◆ What you need to do
1) Echo back, word for word, everything in the Northam Yorgas text from "Frances Gillespie, Yorna" down to "Trent and Glen.".
2) Summarize the Northam Yorgas text in three sentences.

◆ Document

The Northam Yorgas are a Noongar womens' social craft group who meet weekly to craft, chat and lunch. In 2016. CAN ran a series of workshops (in partnership with Avivo) and a two-week studio intensive with the group, supporting them to create a range of hand-printed textile pieces inspired by nature and stories of the Wheatbelt that they could sell at their local markets . During the project, participants were also invited to create a craft piece that shared a personal or local story. These pieces were exhibited in an empty shop front window in the main street of Northam with their accompanying stories as the Kwobadak Maar (Beautiful Hands) exhibition over the following summer.
Frances Gillespie, Yorna (Bobtail), woven raffia and wool, 2016. Photo: Bo Wong
When I was a little girl, about eight years old, my Mum and Dad took us for a walk out into the bush in Long Forrest between Northam and Toodyay. It was me, my older sister Louise, second oldest sister Pula, younger sister Vilma, and brothers Trent and Glen.
Along the way I picked up a little bobtail. I carried it along until we decided to have lunch. We sat on the blanket to have damper, rabbit and tea for lunch. Then Dad saw I had the bobtail. My Dad told me, if it bites you it won’t let go. He said, make sure it doesn’t bite your fingers. So I was sitting down quietly with this bobtail in my hand. I decided that I would see what would happen. I put it on my dress and it grabbed onto my hem with its hard little gums. I tried to get it off before the others saw me, but my Dad saw it clinging with me pulling hard to get it off.
My Dad said, I told you so. He had to burn the tail with his match to get it off. Right on the tip of the tail. It let go then. Everyone laughed at me. They thought I was foolish. They were all afraid of the bobtails, but I wasn’t. I could pick up anything. - Frances Gillespie
BY THE NORTHAM YORGAS
Yvonne Kickett, Quandong Tree, woven raffia and wool, 2016. Photo: Bo Wong
When I was little, living on the Northam Reserve, my Aunty Ruth Hayden and her husband Dean used to take me out bush all the time.
They showed me what to look for and what to eat. Back then, we used to get rations but also collect bush tucker. We collected what we could, bringing the meat back to share. During that time, we picked a lot of quandongs, a tree bearing cherry-like fruit.

◆ Collected material
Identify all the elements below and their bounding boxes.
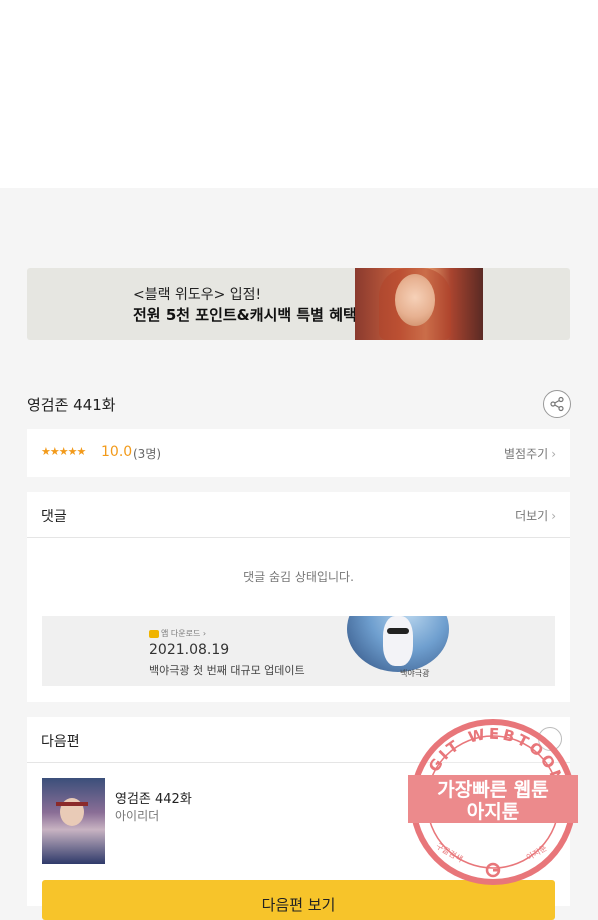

◆ Responses for each task
1)
Frances Gillespie, Yorna (Bobtail), woven raffia and wool, 2016. Photo: Bo Wong
When I was a little girl, about eight years old, my Mum and Dad took us for a walk out into the bush in Long Forrest between Northam and Toodyay. It was me, my older sister Louise, second oldest sister Pula, younger sister Vilma, and brothers Trent and Glen.

2) The Northam Yorgas are a Noongar women's social craft group, and in 2016 CAN ran workshops and a two-week studio intensive with them to create hand-printed textile pieces they could sell at local markets. Participants also made craft pieces sharing personal or local stories, which were shown with those stories in an empty shop front window on Northam's main street as the Kwobadak Maar (Beautiful Hands) exhibition. Among the stories, Frances Gillespie recalls a bobtail clinging to her dress hem until her father burned its tail with a match, and Yvonne Kickett recalls going bush with her Aunty Ruth Hayden and Dean and picking many quandongs.